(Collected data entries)

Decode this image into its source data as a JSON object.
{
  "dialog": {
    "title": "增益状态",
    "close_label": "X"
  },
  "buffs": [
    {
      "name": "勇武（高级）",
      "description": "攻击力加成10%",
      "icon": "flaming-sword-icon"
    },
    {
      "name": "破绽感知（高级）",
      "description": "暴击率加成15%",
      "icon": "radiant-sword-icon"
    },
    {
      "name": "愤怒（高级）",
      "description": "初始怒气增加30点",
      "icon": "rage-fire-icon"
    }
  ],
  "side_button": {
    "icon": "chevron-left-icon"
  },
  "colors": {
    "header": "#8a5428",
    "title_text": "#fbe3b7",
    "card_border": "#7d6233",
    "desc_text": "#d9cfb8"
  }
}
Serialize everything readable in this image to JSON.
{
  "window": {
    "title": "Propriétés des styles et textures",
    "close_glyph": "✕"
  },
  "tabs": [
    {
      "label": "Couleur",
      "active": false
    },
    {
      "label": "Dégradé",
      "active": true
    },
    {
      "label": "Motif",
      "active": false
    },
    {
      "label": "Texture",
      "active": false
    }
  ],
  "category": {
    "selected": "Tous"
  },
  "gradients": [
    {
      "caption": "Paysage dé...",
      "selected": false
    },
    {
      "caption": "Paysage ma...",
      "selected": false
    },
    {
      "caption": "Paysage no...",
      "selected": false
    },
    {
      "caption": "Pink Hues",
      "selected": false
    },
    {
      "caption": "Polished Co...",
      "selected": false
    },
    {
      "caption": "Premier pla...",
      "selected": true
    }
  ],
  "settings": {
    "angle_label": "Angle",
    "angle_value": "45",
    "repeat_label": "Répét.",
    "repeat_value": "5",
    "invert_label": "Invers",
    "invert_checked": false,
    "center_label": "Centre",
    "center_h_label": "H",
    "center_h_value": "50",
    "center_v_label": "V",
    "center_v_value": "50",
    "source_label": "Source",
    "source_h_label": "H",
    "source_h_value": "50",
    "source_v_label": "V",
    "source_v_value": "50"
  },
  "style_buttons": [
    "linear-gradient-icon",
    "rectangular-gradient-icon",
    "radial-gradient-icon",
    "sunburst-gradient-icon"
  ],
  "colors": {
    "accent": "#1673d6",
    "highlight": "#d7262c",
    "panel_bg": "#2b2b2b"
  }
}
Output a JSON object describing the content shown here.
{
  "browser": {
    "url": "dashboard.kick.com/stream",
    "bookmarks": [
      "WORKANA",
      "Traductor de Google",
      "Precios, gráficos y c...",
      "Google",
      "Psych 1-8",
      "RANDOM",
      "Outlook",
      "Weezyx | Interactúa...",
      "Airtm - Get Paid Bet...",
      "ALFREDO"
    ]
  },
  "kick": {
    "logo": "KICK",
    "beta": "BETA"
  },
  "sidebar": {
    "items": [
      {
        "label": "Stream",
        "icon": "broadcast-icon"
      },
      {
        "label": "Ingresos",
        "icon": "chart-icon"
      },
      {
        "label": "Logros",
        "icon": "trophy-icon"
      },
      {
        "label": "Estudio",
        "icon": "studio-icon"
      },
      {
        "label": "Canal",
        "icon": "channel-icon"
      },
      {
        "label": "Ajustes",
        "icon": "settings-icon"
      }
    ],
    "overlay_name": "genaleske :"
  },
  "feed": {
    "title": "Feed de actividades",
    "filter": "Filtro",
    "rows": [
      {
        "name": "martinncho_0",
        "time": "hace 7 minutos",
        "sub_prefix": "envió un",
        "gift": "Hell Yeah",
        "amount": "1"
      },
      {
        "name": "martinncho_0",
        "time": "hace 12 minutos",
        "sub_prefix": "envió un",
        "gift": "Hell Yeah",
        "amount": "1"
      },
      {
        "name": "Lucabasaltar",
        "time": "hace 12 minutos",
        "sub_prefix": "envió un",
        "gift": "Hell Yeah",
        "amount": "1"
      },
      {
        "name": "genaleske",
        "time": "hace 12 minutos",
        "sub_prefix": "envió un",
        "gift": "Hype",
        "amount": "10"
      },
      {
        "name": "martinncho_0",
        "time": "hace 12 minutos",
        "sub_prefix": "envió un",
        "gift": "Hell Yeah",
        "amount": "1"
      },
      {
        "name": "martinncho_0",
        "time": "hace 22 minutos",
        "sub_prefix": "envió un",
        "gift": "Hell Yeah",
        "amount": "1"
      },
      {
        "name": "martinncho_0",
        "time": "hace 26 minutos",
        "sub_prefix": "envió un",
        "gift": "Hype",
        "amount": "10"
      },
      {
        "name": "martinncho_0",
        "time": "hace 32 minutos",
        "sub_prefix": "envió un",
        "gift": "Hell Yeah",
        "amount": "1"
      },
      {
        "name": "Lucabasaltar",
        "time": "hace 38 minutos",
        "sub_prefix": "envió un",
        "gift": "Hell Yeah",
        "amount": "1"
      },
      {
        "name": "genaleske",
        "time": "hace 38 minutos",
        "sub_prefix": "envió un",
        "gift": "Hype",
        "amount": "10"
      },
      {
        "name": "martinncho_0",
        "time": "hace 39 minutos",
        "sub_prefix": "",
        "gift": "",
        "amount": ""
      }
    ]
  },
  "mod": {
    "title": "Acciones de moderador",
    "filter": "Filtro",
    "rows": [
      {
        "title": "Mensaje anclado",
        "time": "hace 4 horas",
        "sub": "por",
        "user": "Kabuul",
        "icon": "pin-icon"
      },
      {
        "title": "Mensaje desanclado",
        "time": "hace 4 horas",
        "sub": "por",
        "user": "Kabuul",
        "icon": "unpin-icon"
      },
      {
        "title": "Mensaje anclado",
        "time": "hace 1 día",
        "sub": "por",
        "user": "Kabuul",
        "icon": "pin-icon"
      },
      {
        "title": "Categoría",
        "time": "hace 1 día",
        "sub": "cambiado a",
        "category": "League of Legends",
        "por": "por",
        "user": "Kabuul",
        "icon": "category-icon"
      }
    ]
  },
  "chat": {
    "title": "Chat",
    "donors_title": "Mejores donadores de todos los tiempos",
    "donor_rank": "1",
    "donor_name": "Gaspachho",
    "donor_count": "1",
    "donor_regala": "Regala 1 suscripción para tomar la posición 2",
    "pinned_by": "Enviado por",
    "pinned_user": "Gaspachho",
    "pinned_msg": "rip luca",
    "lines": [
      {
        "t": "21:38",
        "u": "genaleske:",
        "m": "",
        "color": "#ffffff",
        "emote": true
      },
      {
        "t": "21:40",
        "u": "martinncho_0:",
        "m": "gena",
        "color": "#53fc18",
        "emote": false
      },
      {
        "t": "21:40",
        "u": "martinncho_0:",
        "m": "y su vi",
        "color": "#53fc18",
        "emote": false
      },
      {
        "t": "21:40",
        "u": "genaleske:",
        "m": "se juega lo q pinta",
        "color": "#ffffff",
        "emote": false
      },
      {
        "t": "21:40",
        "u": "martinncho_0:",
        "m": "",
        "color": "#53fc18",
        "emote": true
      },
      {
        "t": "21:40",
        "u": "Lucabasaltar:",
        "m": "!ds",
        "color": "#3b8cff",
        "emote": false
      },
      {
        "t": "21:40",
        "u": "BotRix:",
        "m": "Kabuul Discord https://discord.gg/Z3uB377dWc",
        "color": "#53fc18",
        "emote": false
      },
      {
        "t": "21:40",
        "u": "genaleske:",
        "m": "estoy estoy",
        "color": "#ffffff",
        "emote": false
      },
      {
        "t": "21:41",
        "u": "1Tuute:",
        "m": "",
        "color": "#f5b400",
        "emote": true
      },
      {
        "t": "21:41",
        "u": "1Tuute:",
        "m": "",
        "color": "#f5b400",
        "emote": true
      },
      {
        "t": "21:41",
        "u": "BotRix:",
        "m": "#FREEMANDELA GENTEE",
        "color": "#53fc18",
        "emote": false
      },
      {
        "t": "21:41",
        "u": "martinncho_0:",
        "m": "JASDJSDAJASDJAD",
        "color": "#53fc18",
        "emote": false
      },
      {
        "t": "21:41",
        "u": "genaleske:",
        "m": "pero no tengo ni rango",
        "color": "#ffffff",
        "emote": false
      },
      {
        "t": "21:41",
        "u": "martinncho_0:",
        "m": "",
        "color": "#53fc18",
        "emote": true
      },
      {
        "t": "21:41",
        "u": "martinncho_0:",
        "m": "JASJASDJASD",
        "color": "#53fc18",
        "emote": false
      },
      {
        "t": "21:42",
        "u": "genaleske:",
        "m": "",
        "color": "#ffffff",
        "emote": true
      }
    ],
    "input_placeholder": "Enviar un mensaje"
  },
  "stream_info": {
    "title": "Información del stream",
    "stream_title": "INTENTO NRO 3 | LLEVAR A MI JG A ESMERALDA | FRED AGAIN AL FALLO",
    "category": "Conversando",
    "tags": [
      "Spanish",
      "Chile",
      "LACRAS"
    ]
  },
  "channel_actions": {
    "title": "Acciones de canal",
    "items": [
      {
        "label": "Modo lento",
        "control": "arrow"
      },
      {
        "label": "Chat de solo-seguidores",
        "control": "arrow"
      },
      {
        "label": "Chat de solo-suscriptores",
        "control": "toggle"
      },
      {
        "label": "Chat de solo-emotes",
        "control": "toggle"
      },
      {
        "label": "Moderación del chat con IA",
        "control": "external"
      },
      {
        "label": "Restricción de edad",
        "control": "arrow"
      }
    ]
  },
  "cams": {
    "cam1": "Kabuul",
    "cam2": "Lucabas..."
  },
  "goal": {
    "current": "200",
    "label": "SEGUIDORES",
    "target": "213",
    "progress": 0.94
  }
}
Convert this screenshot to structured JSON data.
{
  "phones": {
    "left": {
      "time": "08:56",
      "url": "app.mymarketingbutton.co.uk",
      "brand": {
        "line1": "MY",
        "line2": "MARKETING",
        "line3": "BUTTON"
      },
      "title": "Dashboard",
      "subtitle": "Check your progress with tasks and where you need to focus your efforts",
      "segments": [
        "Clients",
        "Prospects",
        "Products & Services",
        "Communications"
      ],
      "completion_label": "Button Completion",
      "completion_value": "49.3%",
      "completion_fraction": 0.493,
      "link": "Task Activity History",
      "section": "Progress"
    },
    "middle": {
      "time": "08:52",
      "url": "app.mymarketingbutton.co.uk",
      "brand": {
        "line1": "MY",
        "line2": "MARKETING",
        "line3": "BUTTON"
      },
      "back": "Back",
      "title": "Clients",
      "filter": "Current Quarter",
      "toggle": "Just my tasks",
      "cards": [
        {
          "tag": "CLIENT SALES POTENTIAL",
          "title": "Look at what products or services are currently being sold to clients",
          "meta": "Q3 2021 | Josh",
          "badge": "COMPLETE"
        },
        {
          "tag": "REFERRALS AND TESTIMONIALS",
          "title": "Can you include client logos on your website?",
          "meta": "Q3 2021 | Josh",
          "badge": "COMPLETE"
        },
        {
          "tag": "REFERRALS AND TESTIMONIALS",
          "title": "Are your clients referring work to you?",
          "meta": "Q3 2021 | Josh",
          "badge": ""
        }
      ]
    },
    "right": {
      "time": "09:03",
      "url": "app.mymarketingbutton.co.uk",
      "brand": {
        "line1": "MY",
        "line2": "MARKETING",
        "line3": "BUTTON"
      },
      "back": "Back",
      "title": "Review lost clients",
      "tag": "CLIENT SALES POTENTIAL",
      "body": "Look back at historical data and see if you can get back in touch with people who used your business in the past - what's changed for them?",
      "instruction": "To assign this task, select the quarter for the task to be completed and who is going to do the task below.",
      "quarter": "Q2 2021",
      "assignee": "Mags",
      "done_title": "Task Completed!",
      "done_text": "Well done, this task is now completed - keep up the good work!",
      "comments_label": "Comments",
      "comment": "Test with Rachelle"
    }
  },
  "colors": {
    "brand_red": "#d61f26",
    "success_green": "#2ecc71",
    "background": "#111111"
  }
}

§ **Exercise task**: Read the data above and pull out each line that holds the string "solo".

§ **Reply to the exercise**:
        "label": "Chat de solo-seguidores",
        "label": "Chat de solo-suscriptores",
        "label": "Chat de solo-emotes",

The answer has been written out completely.